===== Input records =====

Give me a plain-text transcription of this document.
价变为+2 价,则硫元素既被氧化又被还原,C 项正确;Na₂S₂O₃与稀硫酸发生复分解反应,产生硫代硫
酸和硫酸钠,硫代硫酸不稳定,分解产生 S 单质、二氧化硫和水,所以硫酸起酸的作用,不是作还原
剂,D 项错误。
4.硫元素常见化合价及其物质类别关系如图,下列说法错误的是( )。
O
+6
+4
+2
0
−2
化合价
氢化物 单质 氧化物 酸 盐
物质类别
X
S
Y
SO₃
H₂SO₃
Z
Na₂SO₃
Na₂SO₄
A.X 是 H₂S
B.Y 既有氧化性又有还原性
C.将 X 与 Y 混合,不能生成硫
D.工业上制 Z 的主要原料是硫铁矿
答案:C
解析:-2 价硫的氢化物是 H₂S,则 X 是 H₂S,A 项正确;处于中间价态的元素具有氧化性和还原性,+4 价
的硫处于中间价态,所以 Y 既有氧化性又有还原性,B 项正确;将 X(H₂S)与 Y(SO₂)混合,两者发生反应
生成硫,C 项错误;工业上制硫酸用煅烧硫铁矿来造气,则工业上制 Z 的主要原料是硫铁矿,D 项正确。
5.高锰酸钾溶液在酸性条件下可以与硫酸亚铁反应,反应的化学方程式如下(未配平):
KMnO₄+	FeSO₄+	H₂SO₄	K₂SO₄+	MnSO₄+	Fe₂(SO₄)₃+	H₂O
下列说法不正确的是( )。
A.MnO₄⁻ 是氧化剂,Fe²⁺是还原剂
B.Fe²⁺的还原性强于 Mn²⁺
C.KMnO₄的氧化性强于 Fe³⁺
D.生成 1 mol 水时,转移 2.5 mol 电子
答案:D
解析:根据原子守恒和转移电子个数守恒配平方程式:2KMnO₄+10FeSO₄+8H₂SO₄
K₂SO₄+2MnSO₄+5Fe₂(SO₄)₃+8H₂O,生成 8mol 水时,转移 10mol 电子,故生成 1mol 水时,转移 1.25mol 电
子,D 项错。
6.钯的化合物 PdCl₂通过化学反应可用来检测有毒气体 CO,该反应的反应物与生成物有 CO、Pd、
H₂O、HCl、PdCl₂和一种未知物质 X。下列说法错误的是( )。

=====

| Task goal |
Every line of the data above should be copied exactly.

| Complete answer |
Give me a plain-text transcription of this document.
价变为+2 价,则硫元素既被氧化又被还原,C 项正确;Na₂S₂O₃与稀硫酸发生复分解反应,产生硫代硫
酸和硫酸钠,硫代硫酸不稳定,分解产生 S 单质、二氧化硫和水,所以硫酸起酸的作用,不是作还原
剂,D 项错误。
4.硫元素常见化合价及其物质类别关系如图,下列说法错误的是( )。
O
+6
+4
+2
0
−2
化合价
氢化物 单质 氧化物 酸 盐
物质类别
X
S
Y
SO₃
H₂SO₃
Z
Na₂SO₃
Na₂SO₄
A.X 是 H₂S
B.Y 既有氧化性又有还原性
C.将 X 与 Y 混合,不能生成硫
D.工业上制 Z 的主要原料是硫铁矿
答案:C
解析:-2 价硫的氢化物是 H₂S,则 X 是 H₂S,A 项正确;处于中间价态的元素具有氧化性和还原性,+4 价
的硫处于中间价态,所以 Y 既有氧化性又有还原性,B 项正确;将 X(H₂S)与 Y(SO₂)混合,两者发生反应
生成硫,C 项错误;工业上制硫酸用煅烧硫铁矿来造气,则工业上制 Z 的主要原料是硫铁矿,D 项正确。
5.高锰酸钾溶液在酸性条件下可以与硫酸亚铁反应,反应的化学方程式如下(未配平):
KMnO₄+	FeSO₄+	H₂SO₄	K₂SO₄+	MnSO₄+	Fe₂(SO₄)₃+	H₂O
下列说法不正确的是( )。
A.MnO₄⁻ 是氧化剂,Fe²⁺是还原剂
B.Fe²⁺的还原性强于 Mn²⁺
C.KMnO₄的氧化性强于 Fe³⁺
D.生成 1 mol 水时,转移 2.5 mol 电子
答案:D
解析:根据原子守恒和转移电子个数守恒配平方程式:2KMnO₄+10FeSO₄+8H₂SO₄
K₂SO₄+2MnSO₄+5Fe₂(SO₄)₃+8H₂O,生成 8mol 水时,转移 10mol 电子,故生成 1mol 水时,转移 1.25mol 电
子,D 项错。
6.钯的化合物 PdCl₂通过化学反应可用来检测有毒气体 CO,该反应的反应物与生成物有 CO、Pd、
H₂O、HCl、PdCl₂和一种未知物质 X。下列说法错误的是( )。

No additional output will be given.